• [What you will do]:
Without the pictures, set down the records below word for word.
>> BEGIN Extracted information
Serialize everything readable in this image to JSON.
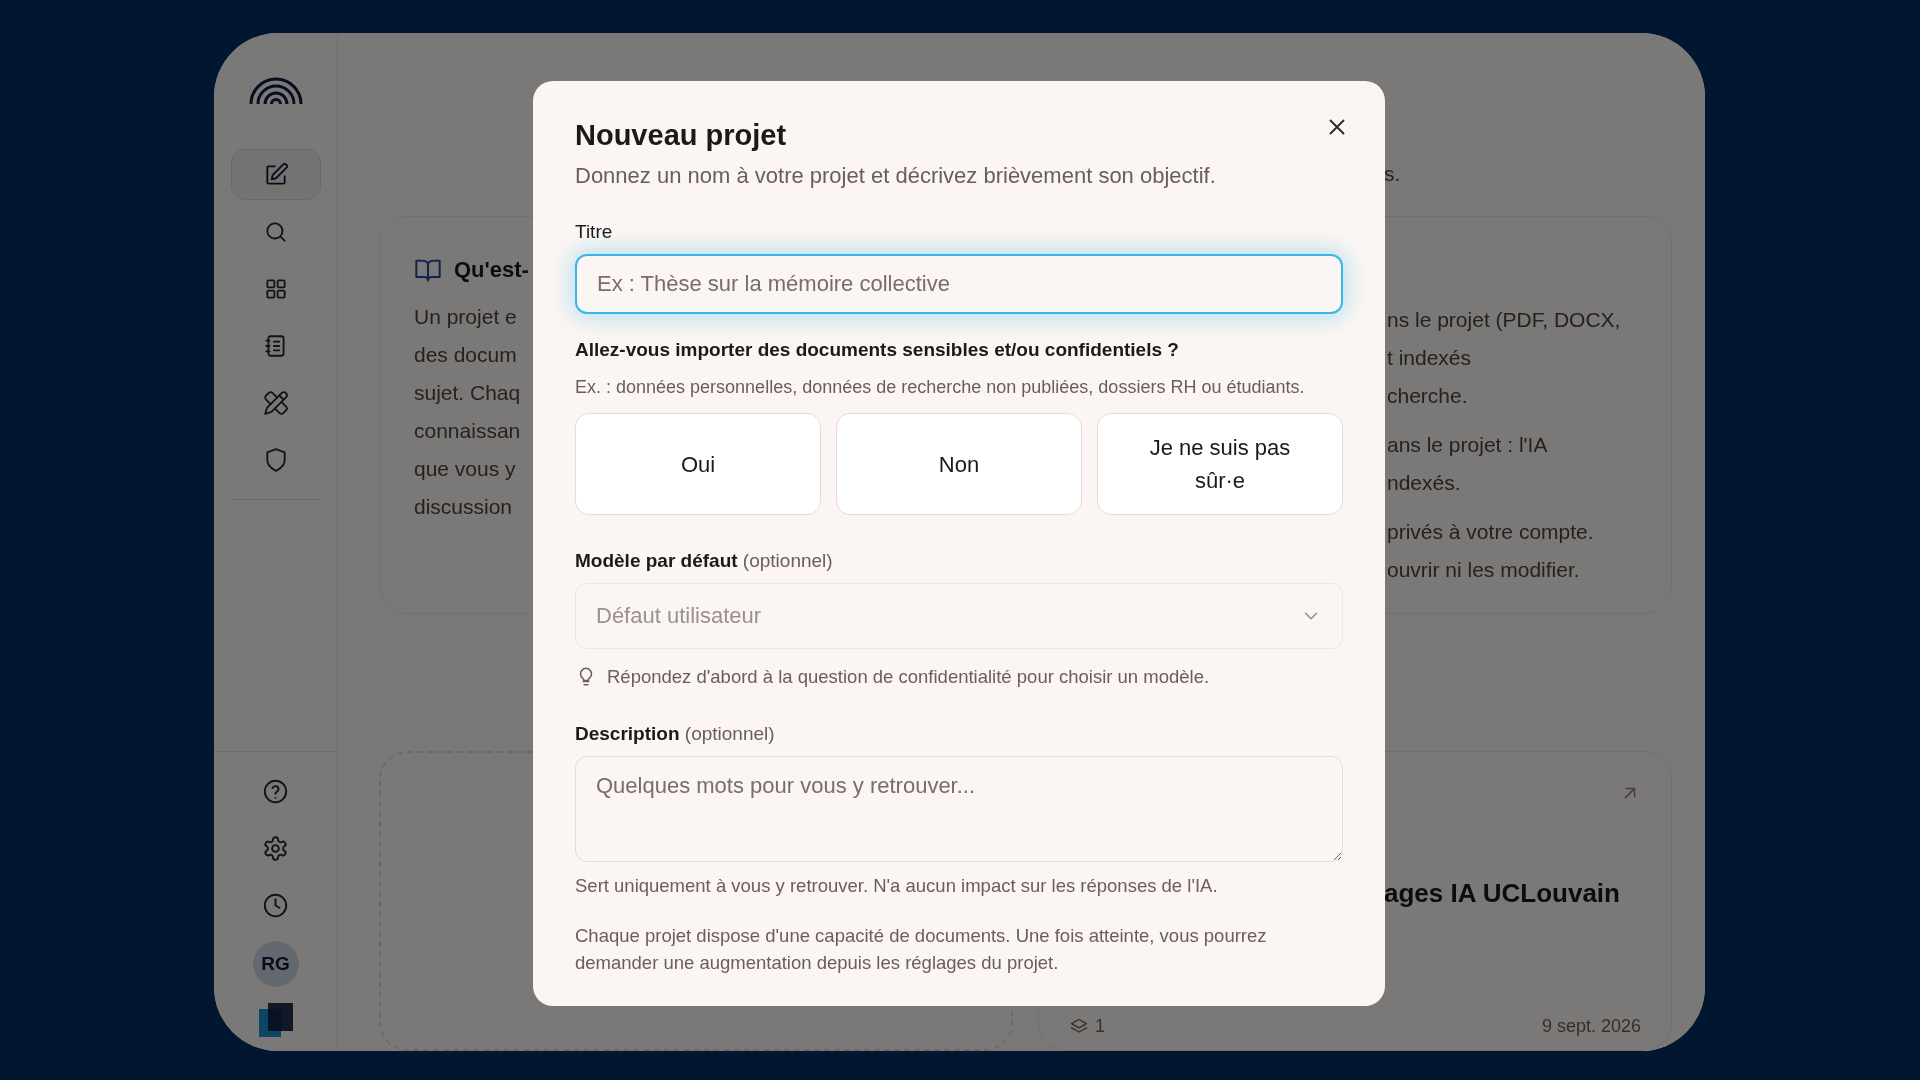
{
  "sidebar": {
    "nav_items": [
      {
        "selected": true
      },
      {
        "selected": false
      },
      {
        "selected": false
      },
      {
        "selected": false
      },
      {
        "selected": false
      },
      {
        "selected": false
      }
    ],
    "bottom_items": [
      {
        "selected": false
      },
      {
        "selected": false
      },
      {
        "selected": false
      }
    ],
    "avatar": "RG"
  },
  "background": {
    "intro_tail": "s.",
    "info_cards": [
      {
        "title": "Qu'est-",
        "paragraphs": [
          [
            "Un projet e",
            "des docum",
            "sujet. Chaq",
            "connaissan",
            "que vous y",
            "discussion"
          ]
        ]
      },
      {
        "paragraphs": [
          [
            "ns le projet (PDF, DOCX,",
            "t indexés",
            "cherche."
          ],
          [
            "ans le projet : l'IA",
            "ndexés."
          ],
          [
            "privés à votre compte.",
            "ouvrir ni les modifier."
          ]
        ]
      }
    ],
    "project_card": {
      "title": "ages IA UCLouvain",
      "count": "1",
      "date": "9 sept. 2026"
    }
  },
  "dialog": {
    "title": "Nouveau projet",
    "subtitle": "Donnez un nom à votre projet et décrivez brièvement son objectif.",
    "title_field": {
      "label": "Titre",
      "placeholder": "Ex : Thèse sur la mémoire collective",
      "focused": true
    },
    "question": "Allez-vous importer des documents sensibles et/ou confidentiels ?",
    "question_hint": "Ex. : données personnelles, données de recherche non publiées, dossiers RH ou étudiants.",
    "options": [
      {
        "label": "Oui",
        "selected": false
      },
      {
        "label": "Non",
        "selected": false
      },
      {
        "label": "Je ne suis pas sûr·e",
        "selected": false
      }
    ],
    "model_field": {
      "label": "Modèle par défaut",
      "optional": "(optionnel)",
      "value": "Défaut utilisateur",
      "disabled": true
    },
    "model_tip": "Répondez d'abord à la question de confidentialité pour choisir un modèle.",
    "description_field": {
      "label": "Description",
      "optional": "(optionnel)",
      "placeholder": "Quelques mots pour vous y retrouver..."
    },
    "description_help": "Sert uniquement à vous y retrouver. N'a aucun impact sur les réponses de l'IA.",
    "capacity_note": "Chaque projet dispose d'une capacité de documents. Une fois atteinte, vous pourrez demander une augmentation depuis les réglages du projet."
  }
}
>> END Extracted information
• [Correct result]:
Serialize everything readable in this image to JSON.
{
  "sidebar": {
    "nav_items": [
      {
        "selected": true
      },
      {
        "selected": false
      },
      {
        "selected": false
      },
      {
        "selected": false
      },
      {
        "selected": false
      },
      {
        "selected": false
      }
    ],
    "bottom_items": [
      {
        "selected": false
      },
      {
        "selected": false
      },
      {
        "selected": false
      }
    ],
    "avatar": "RG"
  },
  "background": {
    "intro_tail": "s.",
    "info_cards": [
      {
        "title": "Qu'est-",
        "paragraphs": [
          [
            "Un projet e",
            "des docum",
            "sujet. Chaq",
            "connaissan",
            "que vous y",
            "discussion"
          ]
        ]
      },
      {
        "paragraphs": [
          [
            "ns le projet (PDF, DOCX,",
            "t indexés",
            "cherche."
          ],
          [
            "ans le projet : l'IA",
            "ndexés."
          ],
          [
            "privés à votre compte.",
            "ouvrir ni les modifier."
          ]
        ]
      }
    ],
    "project_card": {
      "title": "ages IA UCLouvain",
      "count": "1",
      "date": "9 sept. 2026"
    }
  },
  "dialog": {
    "title": "Nouveau projet",
    "subtitle": "Donnez un nom à votre projet et décrivez brièvement son objectif.",
    "title_field": {
      "label": "Titre",
      "placeholder": "Ex : Thèse sur la mémoire collective",
      "focused": true
    },
    "question": "Allez-vous importer des documents sensibles et/ou confidentiels ?",
    "question_hint": "Ex. : données personnelles, données de recherche non publiées, dossiers RH ou étudiants.",
    "options": [
      {
        "label": "Oui",
        "selected": false
      },
      {
        "label": "Non",
        "selected": false
      },
      {
        "label": "Je ne suis pas sûr·e",
        "selected": false
      }
    ],
    "model_field": {
      "label": "Modèle par défaut",
      "optional": "(optionnel)",
      "value": "Défaut utilisateur",
      "disabled": true
    },
    "model_tip": "Répondez d'abord à la question de confidentialité pour choisir un modèle.",
    "description_field": {
      "label": "Description",
      "optional": "(optionnel)",
      "placeholder": "Quelques mots pour vous y retrouver..."
    },
    "description_help": "Sert uniquement à vous y retrouver. N'a aucun impact sur les réponses de l'IA.",
    "capacity_note": "Chaque projet dispose d'une capacité de documents. Une fois atteinte, vous pourrez demander une augmentation depuis les réglages du projet."
  }
}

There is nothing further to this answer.